PROBLEM REQUIREMENTS
Your task is to transcribe the data in full.

───── RECORDS SUPPLIED

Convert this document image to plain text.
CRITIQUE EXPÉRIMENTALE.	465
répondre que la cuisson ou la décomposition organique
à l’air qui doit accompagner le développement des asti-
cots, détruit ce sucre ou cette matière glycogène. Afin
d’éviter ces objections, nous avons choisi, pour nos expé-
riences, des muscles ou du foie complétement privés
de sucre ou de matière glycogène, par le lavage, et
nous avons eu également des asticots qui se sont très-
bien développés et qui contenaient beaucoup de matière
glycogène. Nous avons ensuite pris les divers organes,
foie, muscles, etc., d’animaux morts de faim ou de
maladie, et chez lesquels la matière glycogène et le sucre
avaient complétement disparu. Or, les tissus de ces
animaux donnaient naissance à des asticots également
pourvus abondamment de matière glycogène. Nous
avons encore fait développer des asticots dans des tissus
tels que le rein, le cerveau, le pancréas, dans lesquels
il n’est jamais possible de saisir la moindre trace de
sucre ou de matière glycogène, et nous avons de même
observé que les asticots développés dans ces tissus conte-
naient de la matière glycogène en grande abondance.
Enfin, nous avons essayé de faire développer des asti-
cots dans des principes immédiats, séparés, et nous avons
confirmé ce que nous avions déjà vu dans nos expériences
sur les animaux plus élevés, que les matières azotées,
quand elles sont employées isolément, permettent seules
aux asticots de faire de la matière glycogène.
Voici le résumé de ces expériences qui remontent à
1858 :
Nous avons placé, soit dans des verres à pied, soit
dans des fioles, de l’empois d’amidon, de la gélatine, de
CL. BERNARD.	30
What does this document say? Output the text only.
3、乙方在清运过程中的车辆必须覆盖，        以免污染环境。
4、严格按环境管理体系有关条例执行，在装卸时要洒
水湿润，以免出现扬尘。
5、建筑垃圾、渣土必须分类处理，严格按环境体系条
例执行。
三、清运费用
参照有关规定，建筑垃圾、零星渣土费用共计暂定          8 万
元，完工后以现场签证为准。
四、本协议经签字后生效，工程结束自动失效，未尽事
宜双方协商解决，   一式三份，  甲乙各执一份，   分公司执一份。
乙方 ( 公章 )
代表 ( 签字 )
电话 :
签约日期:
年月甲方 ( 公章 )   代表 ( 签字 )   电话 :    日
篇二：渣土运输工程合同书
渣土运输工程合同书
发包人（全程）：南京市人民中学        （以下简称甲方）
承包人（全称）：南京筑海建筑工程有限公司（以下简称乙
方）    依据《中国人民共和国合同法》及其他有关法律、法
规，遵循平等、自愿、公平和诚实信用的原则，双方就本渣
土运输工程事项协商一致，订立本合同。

──────────

ANSWER TO THE TASK
Convert this document image to plain text.
CRITIQUE EXPÉRIMENTALE.	465
répondre que la cuisson ou la décomposition organique
à l’air qui doit accompagner le développement des asti-
cots, détruit ce sucre ou cette matière glycogène. Afin
d’éviter ces objections, nous avons choisi, pour nos expé-
riences, des muscles ou du foie complétement privés
de sucre ou de matière glycogène, par le lavage, et
nous avons eu également des asticots qui se sont très-
bien développés et qui contenaient beaucoup de matière
glycogène. Nous avons ensuite pris les divers organes,
foie, muscles, etc., d’animaux morts de faim ou de
maladie, et chez lesquels la matière glycogène et le sucre
avaient complétement disparu. Or, les tissus de ces
animaux donnaient naissance à des asticots également
pourvus abondamment de matière glycogène. Nous
avons encore fait développer des asticots dans des tissus
tels que le rein, le cerveau, le pancréas, dans lesquels
il n’est jamais possible de saisir la moindre trace de
sucre ou de matière glycogène, et nous avons de même
observé que les asticots développés dans ces tissus conte-
naient de la matière glycogène en grande abondance.
Enfin, nous avons essayé de faire développer des asti-
cots dans des principes immédiats, séparés, et nous avons
confirmé ce que nous avions déjà vu dans nos expériences
sur les animaux plus élevés, que les matières azotées,
quand elles sont employées isolément, permettent seules
aux asticots de faire de la matière glycogène.
Voici le résumé de ces expériences qui remontent à
1858 :
Nous avons placé, soit dans des verres à pied, soit
dans des fioles, de l’empois d’amidon, de la gélatine, de
CL. BERNARD.	30
What does this document say? Output the text only.
3、乙方在清运过程中的车辆必须覆盖，        以免污染环境。
4、严格按环境管理体系有关条例执行，在装卸时要洒
水湿润，以免出现扬尘。
5、建筑垃圾、渣土必须分类处理，严格按环境体系条
例执行。
三、清运费用
参照有关规定，建筑垃圾、零星渣土费用共计暂定          8 万
元，完工后以现场签证为准。
四、本协议经签字后生效，工程结束自动失效，未尽事
宜双方协商解决，   一式三份，  甲乙各执一份，   分公司执一份。
乙方 ( 公章 )
代表 ( 签字 )
电话 :
签约日期:
年月甲方 ( 公章 )   代表 ( 签字 )   电话 :    日
篇二：渣土运输工程合同书
渣土运输工程合同书
发包人（全程）：南京市人民中学        （以下简称甲方）
承包人（全称）：南京筑海建筑工程有限公司（以下简称乙
方）    依据《中国人民共和国合同法》及其他有关法律、法
规，遵循平等、自愿、公平和诚实信用的原则，双方就本渣
土运输工程事项协商一致，订立本合同。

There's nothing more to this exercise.